- **Aim of the task**: Transcribe the listing verbatim. Do not carry over any pictures.

- **Recorded data**:
---------------
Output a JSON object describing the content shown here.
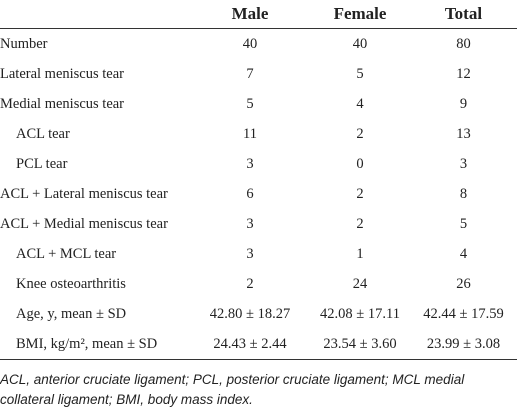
{
  "table": {
    "columns": [
      "",
      "Male",
      "Female",
      "Total"
    ],
    "rows": [
      {
        "label": "Number",
        "indent": false,
        "cells": [
          "40",
          "40",
          "80"
        ]
      },
      {
        "label": "Lateral meniscus tear",
        "indent": false,
        "cells": [
          "7",
          "5",
          "12"
        ]
      },
      {
        "label": "Medial meniscus tear",
        "indent": false,
        "cells": [
          "5",
          "4",
          "9"
        ]
      },
      {
        "label": "ACL tear",
        "indent": true,
        "cells": [
          "11",
          "2",
          "13"
        ]
      },
      {
        "label": "PCL tear",
        "indent": true,
        "cells": [
          "3",
          "0",
          "3"
        ]
      },
      {
        "label": "ACL + Lateral meniscus tear",
        "indent": false,
        "cells": [
          "6",
          "2",
          "8"
        ]
      },
      {
        "label": "ACL + Medial meniscus tear",
        "indent": false,
        "cells": [
          "3",
          "2",
          "5"
        ]
      },
      {
        "label": "ACL + MCL tear",
        "indent": true,
        "cells": [
          "3",
          "1",
          "4"
        ]
      },
      {
        "label": "Knee osteoarthritis",
        "indent": true,
        "cells": [
          "2",
          "24",
          "26"
        ]
      },
      {
        "label": "Age, y, mean ± SD",
        "indent": true,
        "cells": [
          "42.80 ± 18.27",
          "42.08 ± 17.11",
          "42.44 ± 17.59"
        ]
      },
      {
        "label": "BMI, kg/m², mean ± SD",
        "indent": true,
        "cells": [
          "24.43 ± 2.44",
          "23.54 ± 3.60",
          "23.99 ± 3.08"
        ]
      }
    ]
  },
  "footnote": "ACL, anterior cruciate ligament; PCL, posterior cruciate ligament; MCL medial collateral ligament; BMI, body mass index."
}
---------------
- **Complete response**:
Output a JSON object describing the content shown here.
{
  "table": {
    "columns": [
      "",
      "Male",
      "Female",
      "Total"
    ],
    "rows": [
      {
        "label": "Number",
        "indent": false,
        "cells": [
          "40",
          "40",
          "80"
        ]
      },
      {
        "label": "Lateral meniscus tear",
        "indent": false,
        "cells": [
          "7",
          "5",
          "12"
        ]
      },
      {
        "label": "Medial meniscus tear",
        "indent": false,
        "cells": [
          "5",
          "4",
          "9"
        ]
      },
      {
        "label": "ACL tear",
        "indent": true,
        "cells": [
          "11",
          "2",
          "13"
        ]
      },
      {
        "label": "PCL tear",
        "indent": true,
        "cells": [
          "3",
          "0",
          "3"
        ]
      },
      {
        "label": "ACL + Lateral meniscus tear",
        "indent": false,
        "cells": [
          "6",
          "2",
          "8"
        ]
      },
      {
        "label": "ACL + Medial meniscus tear",
        "indent": false,
        "cells": [
          "3",
          "2",
          "5"
        ]
      },
      {
        "label": "ACL + MCL tear",
        "indent": true,
        "cells": [
          "3",
          "1",
          "4"
        ]
      },
      {
        "label": "Knee osteoarthritis",
        "indent": true,
        "cells": [
          "2",
          "24",
          "26"
        ]
      },
      {
        "label": "Age, y, mean ± SD",
        "indent": true,
        "cells": [
          "42.80 ± 18.27",
          "42.08 ± 17.11",
          "42.44 ± 17.59"
        ]
      },
      {
        "label": "BMI, kg/m², mean ± SD",
        "indent": true,
        "cells": [
          "24.43 ± 2.44",
          "23.54 ± 3.60",
          "23.99 ± 3.08"
        ]
      }
    ]
  },
  "footnote": "ACL, anterior cruciate ligament; PCL, posterior cruciate ligament; MCL medial collateral ligament; BMI, body mass index."
}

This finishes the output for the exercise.